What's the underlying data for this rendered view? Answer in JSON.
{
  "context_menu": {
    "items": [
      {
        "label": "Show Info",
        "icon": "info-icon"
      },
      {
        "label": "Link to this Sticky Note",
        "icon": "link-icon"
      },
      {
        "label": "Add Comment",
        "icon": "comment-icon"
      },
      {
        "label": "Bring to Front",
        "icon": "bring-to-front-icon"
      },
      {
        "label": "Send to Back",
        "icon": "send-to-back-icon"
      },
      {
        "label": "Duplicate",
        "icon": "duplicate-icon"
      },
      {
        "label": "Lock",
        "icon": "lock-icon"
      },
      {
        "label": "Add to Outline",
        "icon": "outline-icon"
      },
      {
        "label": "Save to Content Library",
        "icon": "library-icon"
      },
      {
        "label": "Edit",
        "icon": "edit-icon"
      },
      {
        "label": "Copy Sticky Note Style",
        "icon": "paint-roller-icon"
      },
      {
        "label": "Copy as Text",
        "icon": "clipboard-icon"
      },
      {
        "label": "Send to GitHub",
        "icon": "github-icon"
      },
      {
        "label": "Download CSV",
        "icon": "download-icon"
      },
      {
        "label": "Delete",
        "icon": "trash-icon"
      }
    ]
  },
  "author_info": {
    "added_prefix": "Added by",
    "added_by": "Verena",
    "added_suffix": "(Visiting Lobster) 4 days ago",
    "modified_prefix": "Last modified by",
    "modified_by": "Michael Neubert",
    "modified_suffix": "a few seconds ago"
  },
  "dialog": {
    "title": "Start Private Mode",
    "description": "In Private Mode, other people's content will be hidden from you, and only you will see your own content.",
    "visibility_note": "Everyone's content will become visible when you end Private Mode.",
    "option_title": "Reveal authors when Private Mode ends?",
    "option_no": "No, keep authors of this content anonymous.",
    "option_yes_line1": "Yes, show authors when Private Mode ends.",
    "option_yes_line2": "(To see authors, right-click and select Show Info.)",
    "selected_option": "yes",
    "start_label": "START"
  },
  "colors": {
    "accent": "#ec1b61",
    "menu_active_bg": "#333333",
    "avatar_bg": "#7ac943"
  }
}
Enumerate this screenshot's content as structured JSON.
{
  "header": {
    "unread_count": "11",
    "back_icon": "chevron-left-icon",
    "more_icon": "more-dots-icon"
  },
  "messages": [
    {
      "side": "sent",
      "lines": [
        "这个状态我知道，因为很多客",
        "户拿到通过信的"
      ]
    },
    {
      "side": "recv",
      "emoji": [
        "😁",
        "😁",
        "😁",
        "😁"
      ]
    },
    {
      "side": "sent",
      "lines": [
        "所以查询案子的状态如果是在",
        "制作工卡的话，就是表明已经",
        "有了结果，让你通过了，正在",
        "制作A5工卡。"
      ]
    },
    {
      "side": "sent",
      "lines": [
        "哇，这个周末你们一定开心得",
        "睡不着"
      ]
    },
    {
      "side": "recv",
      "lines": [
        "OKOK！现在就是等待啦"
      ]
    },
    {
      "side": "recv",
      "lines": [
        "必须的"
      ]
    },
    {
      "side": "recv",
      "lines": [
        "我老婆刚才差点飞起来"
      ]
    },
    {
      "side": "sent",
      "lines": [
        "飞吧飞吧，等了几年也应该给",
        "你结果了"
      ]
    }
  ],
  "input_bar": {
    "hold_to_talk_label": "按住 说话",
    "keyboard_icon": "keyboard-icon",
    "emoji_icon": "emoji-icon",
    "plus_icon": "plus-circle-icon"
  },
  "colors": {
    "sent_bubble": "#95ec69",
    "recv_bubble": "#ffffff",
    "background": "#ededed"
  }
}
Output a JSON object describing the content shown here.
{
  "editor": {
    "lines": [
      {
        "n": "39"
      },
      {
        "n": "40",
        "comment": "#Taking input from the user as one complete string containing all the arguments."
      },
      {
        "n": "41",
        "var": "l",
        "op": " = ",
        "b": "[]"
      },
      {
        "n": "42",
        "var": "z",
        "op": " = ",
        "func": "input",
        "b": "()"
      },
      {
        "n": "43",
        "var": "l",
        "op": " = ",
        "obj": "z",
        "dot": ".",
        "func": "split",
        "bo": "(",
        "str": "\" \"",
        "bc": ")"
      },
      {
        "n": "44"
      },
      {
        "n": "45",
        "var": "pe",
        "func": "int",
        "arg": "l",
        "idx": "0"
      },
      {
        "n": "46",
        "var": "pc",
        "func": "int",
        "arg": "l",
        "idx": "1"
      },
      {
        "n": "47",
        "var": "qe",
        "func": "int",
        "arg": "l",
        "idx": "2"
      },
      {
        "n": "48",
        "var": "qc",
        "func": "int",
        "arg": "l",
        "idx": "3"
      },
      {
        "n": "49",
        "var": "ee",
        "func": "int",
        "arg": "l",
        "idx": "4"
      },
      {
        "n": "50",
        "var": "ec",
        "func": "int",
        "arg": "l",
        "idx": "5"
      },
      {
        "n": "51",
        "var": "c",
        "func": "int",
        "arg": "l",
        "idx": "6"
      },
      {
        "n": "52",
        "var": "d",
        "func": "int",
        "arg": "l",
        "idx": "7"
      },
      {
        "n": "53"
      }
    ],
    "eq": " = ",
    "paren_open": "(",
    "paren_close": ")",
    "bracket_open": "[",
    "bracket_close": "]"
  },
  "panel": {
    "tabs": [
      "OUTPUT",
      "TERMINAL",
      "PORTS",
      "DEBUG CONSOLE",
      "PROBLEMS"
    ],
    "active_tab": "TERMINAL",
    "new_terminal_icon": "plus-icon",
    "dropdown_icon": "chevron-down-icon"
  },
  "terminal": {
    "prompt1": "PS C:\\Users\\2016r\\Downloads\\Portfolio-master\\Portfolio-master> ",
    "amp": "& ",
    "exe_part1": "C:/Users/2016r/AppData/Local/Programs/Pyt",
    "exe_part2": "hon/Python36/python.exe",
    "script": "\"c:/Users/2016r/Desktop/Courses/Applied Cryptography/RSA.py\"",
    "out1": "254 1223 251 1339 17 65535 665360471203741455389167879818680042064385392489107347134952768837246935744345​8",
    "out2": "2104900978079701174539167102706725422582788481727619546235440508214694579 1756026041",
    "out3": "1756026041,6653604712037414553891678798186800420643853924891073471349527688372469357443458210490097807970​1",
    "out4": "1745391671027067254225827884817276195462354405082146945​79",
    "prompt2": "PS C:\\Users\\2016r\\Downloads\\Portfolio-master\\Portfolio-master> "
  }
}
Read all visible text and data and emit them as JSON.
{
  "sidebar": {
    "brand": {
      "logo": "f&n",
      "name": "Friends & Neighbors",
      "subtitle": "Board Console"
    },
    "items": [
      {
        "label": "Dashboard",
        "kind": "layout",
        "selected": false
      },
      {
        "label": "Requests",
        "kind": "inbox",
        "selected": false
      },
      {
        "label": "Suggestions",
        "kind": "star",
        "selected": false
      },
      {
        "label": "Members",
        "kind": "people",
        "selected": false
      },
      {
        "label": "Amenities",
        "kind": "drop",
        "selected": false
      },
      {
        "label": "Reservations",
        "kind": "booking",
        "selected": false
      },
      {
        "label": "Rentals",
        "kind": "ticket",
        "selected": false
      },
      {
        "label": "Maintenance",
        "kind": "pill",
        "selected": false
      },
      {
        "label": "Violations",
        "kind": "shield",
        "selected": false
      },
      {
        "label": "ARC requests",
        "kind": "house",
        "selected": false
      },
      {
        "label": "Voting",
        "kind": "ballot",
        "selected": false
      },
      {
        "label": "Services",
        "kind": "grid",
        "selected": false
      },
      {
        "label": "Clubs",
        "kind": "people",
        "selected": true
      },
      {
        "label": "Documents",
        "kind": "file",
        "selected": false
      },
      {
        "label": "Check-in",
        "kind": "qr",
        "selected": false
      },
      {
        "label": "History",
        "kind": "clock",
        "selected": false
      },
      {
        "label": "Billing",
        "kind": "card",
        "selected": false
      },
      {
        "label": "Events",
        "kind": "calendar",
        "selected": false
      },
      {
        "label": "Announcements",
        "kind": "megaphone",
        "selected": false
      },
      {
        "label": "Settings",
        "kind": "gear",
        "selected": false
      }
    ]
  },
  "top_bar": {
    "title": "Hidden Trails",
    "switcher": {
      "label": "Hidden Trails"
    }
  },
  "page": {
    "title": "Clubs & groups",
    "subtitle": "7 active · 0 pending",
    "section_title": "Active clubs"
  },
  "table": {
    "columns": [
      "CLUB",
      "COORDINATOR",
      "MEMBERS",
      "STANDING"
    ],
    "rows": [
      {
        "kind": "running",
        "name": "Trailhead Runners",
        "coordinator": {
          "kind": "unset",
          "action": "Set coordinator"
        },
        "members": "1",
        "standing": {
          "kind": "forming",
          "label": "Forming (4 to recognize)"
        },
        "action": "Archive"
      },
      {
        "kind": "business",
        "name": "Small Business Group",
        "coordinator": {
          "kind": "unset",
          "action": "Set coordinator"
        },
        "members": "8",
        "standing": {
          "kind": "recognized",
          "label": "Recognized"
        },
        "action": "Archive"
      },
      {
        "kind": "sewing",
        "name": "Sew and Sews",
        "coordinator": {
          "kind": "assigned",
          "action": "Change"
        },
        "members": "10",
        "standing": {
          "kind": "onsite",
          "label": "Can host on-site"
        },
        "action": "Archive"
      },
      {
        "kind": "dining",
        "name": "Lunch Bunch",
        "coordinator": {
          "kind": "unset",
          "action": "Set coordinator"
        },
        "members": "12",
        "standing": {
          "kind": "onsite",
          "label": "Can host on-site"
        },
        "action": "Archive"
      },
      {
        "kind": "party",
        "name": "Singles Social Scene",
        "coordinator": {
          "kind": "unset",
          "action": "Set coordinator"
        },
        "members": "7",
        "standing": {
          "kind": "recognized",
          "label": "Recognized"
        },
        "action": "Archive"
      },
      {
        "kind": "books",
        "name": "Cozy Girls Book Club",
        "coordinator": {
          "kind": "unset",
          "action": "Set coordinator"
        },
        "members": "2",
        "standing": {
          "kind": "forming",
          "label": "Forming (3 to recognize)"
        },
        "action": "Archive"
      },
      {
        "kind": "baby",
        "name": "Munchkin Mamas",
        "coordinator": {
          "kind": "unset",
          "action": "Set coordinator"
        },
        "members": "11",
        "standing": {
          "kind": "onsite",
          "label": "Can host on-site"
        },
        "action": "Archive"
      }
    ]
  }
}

=====

Challenge: Using the entries above, return each line in which the word "visible" occurs.

Answer to this task:
    "visibility_note": "Everyone's content will become visible when you end Private Mode.",
Read all visible text and data and emit them as JSON.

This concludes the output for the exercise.